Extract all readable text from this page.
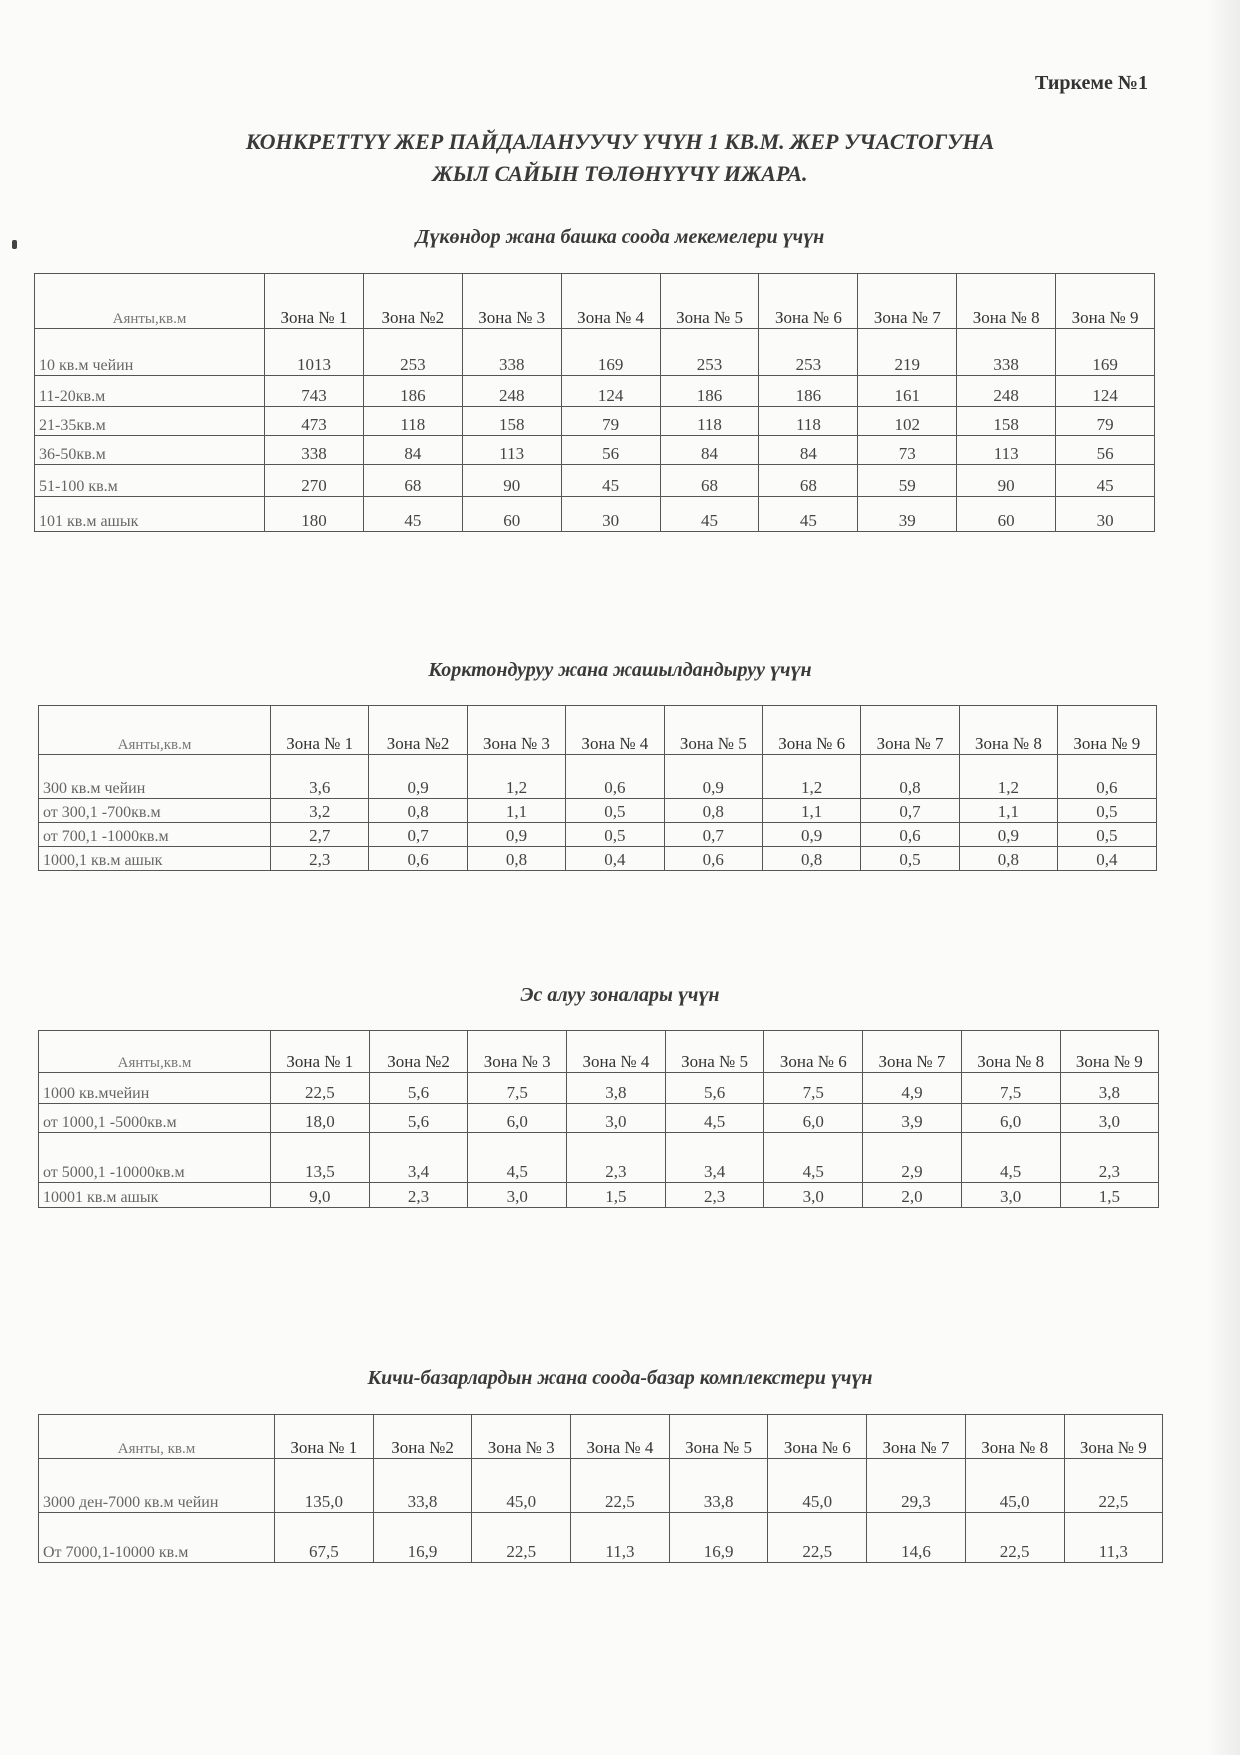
Тиркеме №1
КОНКРЕТТҮҮ ЖЕР ПАЙДАЛАНУУЧУ ҮЧҮН 1 КВ.М. ЖЕР УЧАСТОГУНА
ЖЫЛ САЙЫН ТӨЛӨНҮҮЧҮ ИЖАРА.
Дүкөндор жана башка соода мекемелери үчүн
Аянты,кв.м	Зона № 1	Зона №2	Зона № 3	Зона № 4	Зона № 5	Зона № 6	Зона № 7	Зона № 8	Зона № 9
10 кв.м чейин	1013	253	338	169	253	253	219	338	169
11-20кв.м	743	186	248	124	186	186	161	248	124
21-35кв.м	473	118	158	79	118	118	102	158	79
36-50кв.м	338	84	113	56	84	84	73	113	56
51-100 кв.м	270	68	90	45	68	68	59	90	45
101 кв.м ашык	180	45	60	30	45	45	39	60	30
Корктондуруу жана жашылдандыруу үчүн
Аянты,кв.м	Зона № 1	Зона №2	Зона № 3	Зона № 4	Зона № 5	Зона № 6	Зона № 7	Зона № 8	Зона № 9
300 кв.м чейин	3,6	0,9	1,2	0,6	0,9	1,2	0,8	1,2	0,6
от 300,1 -700кв.м	3,2	0,8	1,1	0,5	0,8	1,1	0,7	1,1	0,5
от 700,1 -1000кв.м	2,7	0,7	0,9	0,5	0,7	0,9	0,6	0,9	0,5
1000,1 кв.м ашык	2,3	0,6	0,8	0,4	0,6	0,8	0,5	0,8	0,4
Эс алуу зоналары үчүн
Аянты,кв.м	Зона № 1	Зона №2	Зона № 3	Зона № 4	Зона № 5	Зона № 6	Зона № 7	Зона № 8	Зона № 9
1000 кв.мчейин	22,5	5,6	7,5	3,8	5,6	7,5	4,9	7,5	3,8
от 1000,1 -5000кв.м	18,0	5,6	6,0	3,0	4,5	6,0	3,9	6,0	3,0
от 5000,1 -10000кв.м	13,5	3,4	4,5	2,3	3,4	4,5	2,9	4,5	2,3
10001 кв.м ашык	9,0	2,3	3,0	1,5	2,3	3,0	2,0	3,0	1,5
Кичи-базарлардын жана соода-базар комплекстери үчүн
Аянты, кв.м	Зона № 1	Зона №2	Зона № 3	Зона № 4	Зона № 5	Зона № 6	Зона № 7	Зона № 8	Зона № 9
3000 ден-7000 кв.м чейин	135,0	33,8	45,0	22,5	33,8	45,0	29,3	45,0	22,5
От 7000,1-10000 кв.м	67,5	16,9	22,5	11,3	16,9	22,5	14,6	22,5	11,3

=====

Select every line in the material above where the string "жана" occurs, and copy it.

Дүкөндор жана башка соода мекемелери үчүн
Корктондуруу жана жашылдандыруу үчүн
Кичи-базарлардын жана соода-базар комплекстери үчүн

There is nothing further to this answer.